* _Aim_
Each line of the material must be returned exactly.

(Collection entries)
********************

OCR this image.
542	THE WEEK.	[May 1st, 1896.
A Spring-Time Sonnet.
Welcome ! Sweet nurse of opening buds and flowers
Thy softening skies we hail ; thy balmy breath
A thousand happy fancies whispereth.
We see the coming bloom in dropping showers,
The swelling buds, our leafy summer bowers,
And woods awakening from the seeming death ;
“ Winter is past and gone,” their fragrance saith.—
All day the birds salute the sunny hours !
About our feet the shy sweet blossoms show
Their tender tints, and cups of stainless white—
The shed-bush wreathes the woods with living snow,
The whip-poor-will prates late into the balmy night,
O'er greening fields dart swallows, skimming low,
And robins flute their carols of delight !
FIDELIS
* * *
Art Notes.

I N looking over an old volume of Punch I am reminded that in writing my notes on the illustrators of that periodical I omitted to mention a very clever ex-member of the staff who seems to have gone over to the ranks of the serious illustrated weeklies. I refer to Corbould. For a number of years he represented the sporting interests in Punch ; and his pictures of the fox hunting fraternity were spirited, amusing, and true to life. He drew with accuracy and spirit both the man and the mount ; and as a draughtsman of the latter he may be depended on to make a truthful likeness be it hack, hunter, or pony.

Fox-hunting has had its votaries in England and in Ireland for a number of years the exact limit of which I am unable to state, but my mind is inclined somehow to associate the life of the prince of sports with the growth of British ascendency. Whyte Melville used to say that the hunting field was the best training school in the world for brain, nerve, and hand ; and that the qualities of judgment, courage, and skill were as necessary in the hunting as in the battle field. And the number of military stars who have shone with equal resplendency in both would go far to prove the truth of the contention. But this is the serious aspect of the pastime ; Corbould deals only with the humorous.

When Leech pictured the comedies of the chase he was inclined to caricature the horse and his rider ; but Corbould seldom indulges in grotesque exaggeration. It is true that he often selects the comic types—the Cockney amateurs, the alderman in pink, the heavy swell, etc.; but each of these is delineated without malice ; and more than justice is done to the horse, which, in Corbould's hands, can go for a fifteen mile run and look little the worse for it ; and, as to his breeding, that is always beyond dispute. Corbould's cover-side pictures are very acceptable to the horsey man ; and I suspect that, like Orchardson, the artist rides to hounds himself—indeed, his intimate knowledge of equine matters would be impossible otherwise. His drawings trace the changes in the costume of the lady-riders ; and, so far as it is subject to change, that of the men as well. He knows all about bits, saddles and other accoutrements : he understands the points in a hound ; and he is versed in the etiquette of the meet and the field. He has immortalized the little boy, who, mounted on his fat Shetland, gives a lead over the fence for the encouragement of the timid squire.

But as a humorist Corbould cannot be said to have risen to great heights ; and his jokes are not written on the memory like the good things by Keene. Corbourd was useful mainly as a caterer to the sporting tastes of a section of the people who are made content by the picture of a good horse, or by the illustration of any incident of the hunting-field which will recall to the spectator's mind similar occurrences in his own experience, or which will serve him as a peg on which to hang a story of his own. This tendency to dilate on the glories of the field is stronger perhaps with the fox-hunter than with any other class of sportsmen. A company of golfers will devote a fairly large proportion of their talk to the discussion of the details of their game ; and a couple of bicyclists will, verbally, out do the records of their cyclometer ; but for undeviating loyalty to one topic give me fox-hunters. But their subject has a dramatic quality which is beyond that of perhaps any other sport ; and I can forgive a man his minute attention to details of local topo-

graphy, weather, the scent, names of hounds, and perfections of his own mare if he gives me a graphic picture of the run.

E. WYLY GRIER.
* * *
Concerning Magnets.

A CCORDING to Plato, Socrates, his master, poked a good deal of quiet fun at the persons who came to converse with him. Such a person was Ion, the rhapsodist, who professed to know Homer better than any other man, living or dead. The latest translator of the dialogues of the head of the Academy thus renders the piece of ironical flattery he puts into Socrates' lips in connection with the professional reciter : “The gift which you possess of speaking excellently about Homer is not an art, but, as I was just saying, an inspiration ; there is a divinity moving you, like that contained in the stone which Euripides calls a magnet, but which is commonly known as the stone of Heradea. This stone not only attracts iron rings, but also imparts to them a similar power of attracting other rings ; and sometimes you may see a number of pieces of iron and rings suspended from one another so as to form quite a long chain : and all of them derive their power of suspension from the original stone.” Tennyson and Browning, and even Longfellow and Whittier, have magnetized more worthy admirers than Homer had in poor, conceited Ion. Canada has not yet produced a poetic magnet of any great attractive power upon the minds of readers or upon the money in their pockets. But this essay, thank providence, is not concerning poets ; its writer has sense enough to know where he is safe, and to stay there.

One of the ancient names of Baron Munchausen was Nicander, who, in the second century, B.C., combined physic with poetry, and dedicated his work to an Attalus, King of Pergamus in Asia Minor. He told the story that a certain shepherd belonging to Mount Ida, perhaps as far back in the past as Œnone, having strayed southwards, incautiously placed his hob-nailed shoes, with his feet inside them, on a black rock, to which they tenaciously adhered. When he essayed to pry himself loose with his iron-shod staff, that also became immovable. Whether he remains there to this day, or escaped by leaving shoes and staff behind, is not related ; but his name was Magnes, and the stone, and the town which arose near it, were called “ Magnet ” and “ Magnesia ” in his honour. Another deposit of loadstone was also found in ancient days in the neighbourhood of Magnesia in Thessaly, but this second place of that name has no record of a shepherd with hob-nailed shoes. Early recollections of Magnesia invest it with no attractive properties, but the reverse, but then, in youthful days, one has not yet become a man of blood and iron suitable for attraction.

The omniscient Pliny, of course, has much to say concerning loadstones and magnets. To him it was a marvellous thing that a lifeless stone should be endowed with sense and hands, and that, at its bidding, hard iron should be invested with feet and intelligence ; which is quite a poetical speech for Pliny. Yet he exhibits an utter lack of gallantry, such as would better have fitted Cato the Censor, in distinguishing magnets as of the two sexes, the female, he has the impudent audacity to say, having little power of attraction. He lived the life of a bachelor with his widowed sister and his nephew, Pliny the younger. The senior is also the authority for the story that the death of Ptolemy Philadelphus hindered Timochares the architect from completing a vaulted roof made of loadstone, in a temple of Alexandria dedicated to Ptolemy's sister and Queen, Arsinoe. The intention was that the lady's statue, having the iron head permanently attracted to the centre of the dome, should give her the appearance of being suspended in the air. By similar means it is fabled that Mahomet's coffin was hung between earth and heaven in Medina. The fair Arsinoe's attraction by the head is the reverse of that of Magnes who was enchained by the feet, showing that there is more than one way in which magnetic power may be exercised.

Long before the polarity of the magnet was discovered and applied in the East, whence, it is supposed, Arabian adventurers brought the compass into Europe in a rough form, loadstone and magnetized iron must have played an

********************

* _Task answer_
OCR this image.
542	THE WEEK.	[May 1st, 1896.
A Spring-Time Sonnet.
Welcome ! Sweet nurse of opening buds and flowers
Thy softening skies we hail ; thy balmy breath
A thousand happy fancies whispereth.
We see the coming bloom in dropping showers,
The swelling buds, our leafy summer bowers,
And woods awakening from the seeming death ;
“ Winter is past and gone,” their fragrance saith.—
All day the birds salute the sunny hours !
About our feet the shy sweet blossoms show
Their tender tints, and cups of stainless white—
The shed-bush wreathes the woods with living snow,
The whip-poor-will prates late into the balmy night,
O'er greening fields dart swallows, skimming low,
And robins flute their carols of delight !
FIDELIS
* * *
Art Notes.

I N looking over an old volume of Punch I am reminded that in writing my notes on the illustrators of that periodical I omitted to mention a very clever ex-member of the staff who seems to have gone over to the ranks of the serious illustrated weeklies. I refer to Corbould. For a number of years he represented the sporting interests in Punch ; and his pictures of the fox hunting fraternity were spirited, amusing, and true to life. He drew with accuracy and spirit both the man and the mount ; and as a draughtsman of the latter he may be depended on to make a truthful likeness be it hack, hunter, or pony.

Fox-hunting has had its votaries in England and in Ireland for a number of years the exact limit of which I am unable to state, but my mind is inclined somehow to associate the life of the prince of sports with the growth of British ascendency. Whyte Melville used to say that the hunting field was the best training school in the world for brain, nerve, and hand ; and that the qualities of judgment, courage, and skill were as necessary in the hunting as in the battle field. And the number of military stars who have shone with equal resplendency in both would go far to prove the truth of the contention. But this is the serious aspect of the pastime ; Corbould deals only with the humorous.

When Leech pictured the comedies of the chase he was inclined to caricature the horse and his rider ; but Corbould seldom indulges in grotesque exaggeration. It is true that he often selects the comic types—the Cockney amateurs, the alderman in pink, the heavy swell, etc.; but each of these is delineated without malice ; and more than justice is done to the horse, which, in Corbould's hands, can go for a fifteen mile run and look little the worse for it ; and, as to his breeding, that is always beyond dispute. Corbould's cover-side pictures are very acceptable to the horsey man ; and I suspect that, like Orchardson, the artist rides to hounds himself—indeed, his intimate knowledge of equine matters would be impossible otherwise. His drawings trace the changes in the costume of the lady-riders ; and, so far as it is subject to change, that of the men as well. He knows all about bits, saddles and other accoutrements : he understands the points in a hound ; and he is versed in the etiquette of the meet and the field. He has immortalized the little boy, who, mounted on his fat Shetland, gives a lead over the fence for the encouragement of the timid squire.

But as a humorist Corbould cannot be said to have risen to great heights ; and his jokes are not written on the memory like the good things by Keene. Corbourd was useful mainly as a caterer to the sporting tastes of a section of the people who are made content by the picture of a good horse, or by the illustration of any incident of the hunting-field which will recall to the spectator's mind similar occurrences in his own experience, or which will serve him as a peg on which to hang a story of his own. This tendency to dilate on the glories of the field is stronger perhaps with the fox-hunter than with any other class of sportsmen. A company of golfers will devote a fairly large proportion of their talk to the discussion of the details of their game ; and a couple of bicyclists will, verbally, out do the records of their cyclometer ; but for undeviating loyalty to one topic give me fox-hunters. But their subject has a dramatic quality which is beyond that of perhaps any other sport ; and I can forgive a man his minute attention to details of local topo-

graphy, weather, the scent, names of hounds, and perfections of his own mare if he gives me a graphic picture of the run.

E. WYLY GRIER.
* * *
Concerning Magnets.

A CCORDING to Plato, Socrates, his master, poked a good deal of quiet fun at the persons who came to converse with him. Such a person was Ion, the rhapsodist, who professed to know Homer better than any other man, living or dead. The latest translator of the dialogues of the head of the Academy thus renders the piece of ironical flattery he puts into Socrates' lips in connection with the professional reciter : “The gift which you possess of speaking excellently about Homer is not an art, but, as I was just saying, an inspiration ; there is a divinity moving you, like that contained in the stone which Euripides calls a magnet, but which is commonly known as the stone of Heradea. This stone not only attracts iron rings, but also imparts to them a similar power of attracting other rings ; and sometimes you may see a number of pieces of iron and rings suspended from one another so as to form quite a long chain : and all of them derive their power of suspension from the original stone.” Tennyson and Browning, and even Longfellow and Whittier, have magnetized more worthy admirers than Homer had in poor, conceited Ion. Canada has not yet produced a poetic magnet of any great attractive power upon the minds of readers or upon the money in their pockets. But this essay, thank providence, is not concerning poets ; its writer has sense enough to know where he is safe, and to stay there.

One of the ancient names of Baron Munchausen was Nicander, who, in the second century, B.C., combined physic with poetry, and dedicated his work to an Attalus, King of Pergamus in Asia Minor. He told the story that a certain shepherd belonging to Mount Ida, perhaps as far back in the past as Œnone, having strayed southwards, incautiously placed his hob-nailed shoes, with his feet inside them, on a black rock, to which they tenaciously adhered. When he essayed to pry himself loose with his iron-shod staff, that also became immovable. Whether he remains there to this day, or escaped by leaving shoes and staff behind, is not related ; but his name was Magnes, and the stone, and the town which arose near it, were called “ Magnet ” and “ Magnesia ” in his honour. Another deposit of loadstone was also found in ancient days in the neighbourhood of Magnesia in Thessaly, but this second place of that name has no record of a shepherd with hob-nailed shoes. Early recollections of Magnesia invest it with no attractive properties, but the reverse, but then, in youthful days, one has not yet become a man of blood and iron suitable for attraction.

The omniscient Pliny, of course, has much to say concerning loadstones and magnets. To him it was a marvellous thing that a lifeless stone should be endowed with sense and hands, and that, at its bidding, hard iron should be invested with feet and intelligence ; which is quite a poetical speech for Pliny. Yet he exhibits an utter lack of gallantry, such as would better have fitted Cato the Censor, in distinguishing magnets as of the two sexes, the female, he has the impudent audacity to say, having little power of attraction. He lived the life of a bachelor with his widowed sister and his nephew, Pliny the younger. The senior is also the authority for the story that the death of Ptolemy Philadelphus hindered Timochares the architect from completing a vaulted roof made of loadstone, in a temple of Alexandria dedicated to Ptolemy's sister and Queen, Arsinoe. The intention was that the lady's statue, having the iron head permanently attracted to the centre of the dome, should give her the appearance of being suspended in the air. By similar means it is fabled that Mahomet's coffin was hung between earth and heaven in Medina. The fair Arsinoe's attraction by the head is the reverse of that of Magnes who was enchained by the feet, showing that there is more than one way in which magnetic power may be exercised.

Long before the polarity of the magnet was discovered and applied in the East, whence, it is supposed, Arabian adventurers brought the compass into Europe in a rough form, loadstone and magnetized iron must have played an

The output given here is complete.